Copy out all of the data exactly as it appears.

## START Supplied records

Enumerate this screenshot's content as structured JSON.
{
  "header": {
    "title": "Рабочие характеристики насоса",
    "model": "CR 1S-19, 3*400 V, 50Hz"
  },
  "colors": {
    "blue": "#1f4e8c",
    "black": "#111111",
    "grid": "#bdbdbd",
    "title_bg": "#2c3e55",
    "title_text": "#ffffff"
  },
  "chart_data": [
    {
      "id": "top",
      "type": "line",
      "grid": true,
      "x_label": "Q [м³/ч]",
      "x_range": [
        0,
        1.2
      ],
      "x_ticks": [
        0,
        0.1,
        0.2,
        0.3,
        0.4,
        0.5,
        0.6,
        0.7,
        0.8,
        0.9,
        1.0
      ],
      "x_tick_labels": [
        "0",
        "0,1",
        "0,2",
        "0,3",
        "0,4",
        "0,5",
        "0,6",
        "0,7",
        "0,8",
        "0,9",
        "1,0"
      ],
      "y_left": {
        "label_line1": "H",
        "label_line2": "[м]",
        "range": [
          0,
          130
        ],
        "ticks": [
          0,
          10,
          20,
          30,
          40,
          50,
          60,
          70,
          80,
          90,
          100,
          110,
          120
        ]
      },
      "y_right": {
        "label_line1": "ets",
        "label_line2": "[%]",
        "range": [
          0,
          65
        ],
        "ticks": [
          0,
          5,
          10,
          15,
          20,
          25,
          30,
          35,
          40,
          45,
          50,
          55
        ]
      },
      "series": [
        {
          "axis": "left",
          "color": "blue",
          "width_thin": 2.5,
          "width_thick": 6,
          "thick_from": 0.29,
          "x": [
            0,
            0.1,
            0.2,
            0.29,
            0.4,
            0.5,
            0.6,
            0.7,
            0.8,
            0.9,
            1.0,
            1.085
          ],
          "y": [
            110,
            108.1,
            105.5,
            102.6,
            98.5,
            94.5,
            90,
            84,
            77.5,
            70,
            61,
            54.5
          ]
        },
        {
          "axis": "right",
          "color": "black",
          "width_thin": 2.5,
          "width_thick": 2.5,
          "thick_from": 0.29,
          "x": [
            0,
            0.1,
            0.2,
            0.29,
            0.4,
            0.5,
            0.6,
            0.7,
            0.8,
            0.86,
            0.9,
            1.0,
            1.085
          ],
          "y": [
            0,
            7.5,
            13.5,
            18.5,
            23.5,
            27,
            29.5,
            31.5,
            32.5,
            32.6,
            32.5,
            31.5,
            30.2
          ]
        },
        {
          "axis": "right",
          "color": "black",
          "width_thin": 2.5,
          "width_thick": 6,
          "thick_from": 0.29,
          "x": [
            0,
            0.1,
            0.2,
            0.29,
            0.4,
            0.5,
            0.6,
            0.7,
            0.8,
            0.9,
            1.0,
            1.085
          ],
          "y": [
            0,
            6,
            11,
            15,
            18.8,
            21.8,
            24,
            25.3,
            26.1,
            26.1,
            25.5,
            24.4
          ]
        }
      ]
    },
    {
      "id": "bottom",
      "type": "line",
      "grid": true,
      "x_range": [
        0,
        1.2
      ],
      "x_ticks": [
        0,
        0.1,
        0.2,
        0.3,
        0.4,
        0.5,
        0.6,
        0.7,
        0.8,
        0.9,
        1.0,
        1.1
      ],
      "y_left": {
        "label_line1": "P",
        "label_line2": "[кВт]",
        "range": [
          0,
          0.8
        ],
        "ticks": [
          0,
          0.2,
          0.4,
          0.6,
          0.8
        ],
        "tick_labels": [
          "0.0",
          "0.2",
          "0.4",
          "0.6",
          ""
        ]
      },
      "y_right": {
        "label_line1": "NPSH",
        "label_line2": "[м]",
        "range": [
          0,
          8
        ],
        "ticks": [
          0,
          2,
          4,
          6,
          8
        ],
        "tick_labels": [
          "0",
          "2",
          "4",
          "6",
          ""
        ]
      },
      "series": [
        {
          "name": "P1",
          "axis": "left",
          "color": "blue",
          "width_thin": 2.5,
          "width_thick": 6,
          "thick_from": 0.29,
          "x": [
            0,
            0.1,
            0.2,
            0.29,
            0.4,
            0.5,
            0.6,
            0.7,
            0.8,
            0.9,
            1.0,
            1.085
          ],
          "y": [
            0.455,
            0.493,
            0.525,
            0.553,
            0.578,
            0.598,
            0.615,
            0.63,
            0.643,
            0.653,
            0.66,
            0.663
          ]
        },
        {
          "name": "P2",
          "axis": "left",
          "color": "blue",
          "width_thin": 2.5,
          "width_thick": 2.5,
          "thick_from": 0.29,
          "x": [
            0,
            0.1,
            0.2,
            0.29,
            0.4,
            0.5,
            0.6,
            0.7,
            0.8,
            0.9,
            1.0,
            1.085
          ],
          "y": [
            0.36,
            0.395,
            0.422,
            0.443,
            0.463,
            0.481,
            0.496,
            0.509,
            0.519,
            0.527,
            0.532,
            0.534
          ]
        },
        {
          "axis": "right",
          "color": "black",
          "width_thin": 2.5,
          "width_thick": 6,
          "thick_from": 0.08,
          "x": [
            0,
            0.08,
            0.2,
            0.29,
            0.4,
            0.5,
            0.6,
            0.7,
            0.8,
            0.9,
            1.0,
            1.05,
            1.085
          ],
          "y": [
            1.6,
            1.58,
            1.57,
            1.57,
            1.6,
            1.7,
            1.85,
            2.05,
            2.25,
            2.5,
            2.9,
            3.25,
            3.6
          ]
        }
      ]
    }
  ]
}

## END Supplied records

§ **Solution to this problem**:
Enumerate this screenshot's content as structured JSON.
{
  "header": {
    "title": "Рабочие характеристики насоса",
    "model": "CR 1S-19, 3*400 V, 50Hz"
  },
  "colors": {
    "blue": "#1f4e8c",
    "black": "#111111",
    "grid": "#bdbdbd",
    "title_bg": "#2c3e55",
    "title_text": "#ffffff"
  },
  "chart_data": [
    {
      "id": "top",
      "type": "line",
      "grid": true,
      "x_label": "Q [м³/ч]",
      "x_range": [
        0,
        1.2
      ],
      "x_ticks": [
        0,
        0.1,
        0.2,
        0.3,
        0.4,
        0.5,
        0.6,
        0.7,
        0.8,
        0.9,
        1.0
      ],
      "x_tick_labels": [
        "0",
        "0,1",
        "0,2",
        "0,3",
        "0,4",
        "0,5",
        "0,6",
        "0,7",
        "0,8",
        "0,9",
        "1,0"
      ],
      "y_left": {
        "label_line1": "H",
        "label_line2": "[м]",
        "range": [
          0,
          130
        ],
        "ticks": [
          0,
          10,
          20,
          30,
          40,
          50,
          60,
          70,
          80,
          90,
          100,
          110,
          120
        ]
      },
      "y_right": {
        "label_line1": "ets",
        "label_line2": "[%]",
        "range": [
          0,
          65
        ],
        "ticks": [
          0,
          5,
          10,
          15,
          20,
          25,
          30,
          35,
          40,
          45,
          50,
          55
        ]
      },
      "series": [
        {
          "axis": "left",
          "color": "blue",
          "width_thin": 2.5,
          "width_thick": 6,
          "thick_from": 0.29,
          "x": [
            0,
            0.1,
            0.2,
            0.29,
            0.4,
            0.5,
            0.6,
            0.7,
            0.8,
            0.9,
            1.0,
            1.085
          ],
          "y": [
            110,
            108.1,
            105.5,
            102.6,
            98.5,
            94.5,
            90,
            84,
            77.5,
            70,
            61,
            54.5
          ]
        },
        {
          "axis": "right",
          "color": "black",
          "width_thin": 2.5,
          "width_thick": 2.5,
          "thick_from": 0.29,
          "x": [
            0,
            0.1,
            0.2,
            0.29,
            0.4,
            0.5,
            0.6,
            0.7,
            0.8,
            0.86,
            0.9,
            1.0,
            1.085
          ],
          "y": [
            0,
            7.5,
            13.5,
            18.5,
            23.5,
            27,
            29.5,
            31.5,
            32.5,
            32.6,
            32.5,
            31.5,
            30.2
          ]
        },
        {
          "axis": "right",
          "color": "black",
          "width_thin": 2.5,
          "width_thick": 6,
          "thick_from": 0.29,
          "x": [
            0,
            0.1,
            0.2,
            0.29,
            0.4,
            0.5,
            0.6,
            0.7,
            0.8,
            0.9,
            1.0,
            1.085
          ],
          "y": [
            0,
            6,
            11,
            15,
            18.8,
            21.8,
            24,
            25.3,
            26.1,
            26.1,
            25.5,
            24.4
          ]
        }
      ]
    },
    {
      "id": "bottom",
      "type": "line",
      "grid": true,
      "x_range": [
        0,
        1.2
      ],
      "x_ticks": [
        0,
        0.1,
        0.2,
        0.3,
        0.4,
        0.5,
        0.6,
        0.7,
        0.8,
        0.9,
        1.0,
        1.1
      ],
      "y_left": {
        "label_line1": "P",
        "label_line2": "[кВт]",
        "range": [
          0,
          0.8
        ],
        "ticks": [
          0,
          0.2,
          0.4,
          0.6,
          0.8
        ],
        "tick_labels": [
          "0.0",
          "0.2",
          "0.4",
          "0.6",
          ""
        ]
      },
      "y_right": {
        "label_line1": "NPSH",
        "label_line2": "[м]",
        "range": [
          0,
          8
        ],
        "ticks": [
          0,
          2,
          4,
          6,
          8
        ],
        "tick_labels": [
          "0",
          "2",
          "4",
          "6",
          ""
        ]
      },
      "series": [
        {
          "name": "P1",
          "axis": "left",
          "color": "blue",
          "width_thin": 2.5,
          "width_thick": 6,
          "thick_from": 0.29,
          "x": [
            0,
            0.1,
            0.2,
            0.29,
            0.4,
            0.5,
            0.6,
            0.7,
            0.8,
            0.9,
            1.0,
            1.085
          ],
          "y": [
            0.455,
            0.493,
            0.525,
            0.553,
            0.578,
            0.598,
            0.615,
            0.63,
            0.643,
            0.653,
            0.66,
            0.663
          ]
        },
        {
          "name": "P2",
          "axis": "left",
          "color": "blue",
          "width_thin": 2.5,
          "width_thick": 2.5,
          "thick_from": 0.29,
          "x": [
            0,
            0.1,
            0.2,
            0.29,
            0.4,
            0.5,
            0.6,
            0.7,
            0.8,
            0.9,
            1.0,
            1.085
          ],
          "y": [
            0.36,
            0.395,
            0.422,
            0.443,
            0.463,
            0.481,
            0.496,
            0.509,
            0.519,
            0.527,
            0.532,
            0.534
          ]
        },
        {
          "axis": "right",
          "color": "black",
          "width_thin": 2.5,
          "width_thick": 6,
          "thick_from": 0.08,
          "x": [
            0,
            0.08,
            0.2,
            0.29,
            0.4,
            0.5,
            0.6,
            0.7,
            0.8,
            0.9,
            1.0,
            1.05,
            1.085
          ],
          "y": [
            1.6,
            1.58,
            1.57,
            1.57,
            1.6,
            1.7,
            1.85,
            2.05,
            2.25,
            2.5,
            2.9,
            3.25,
            3.6
          ]
        }
      ]
    }
  ]
}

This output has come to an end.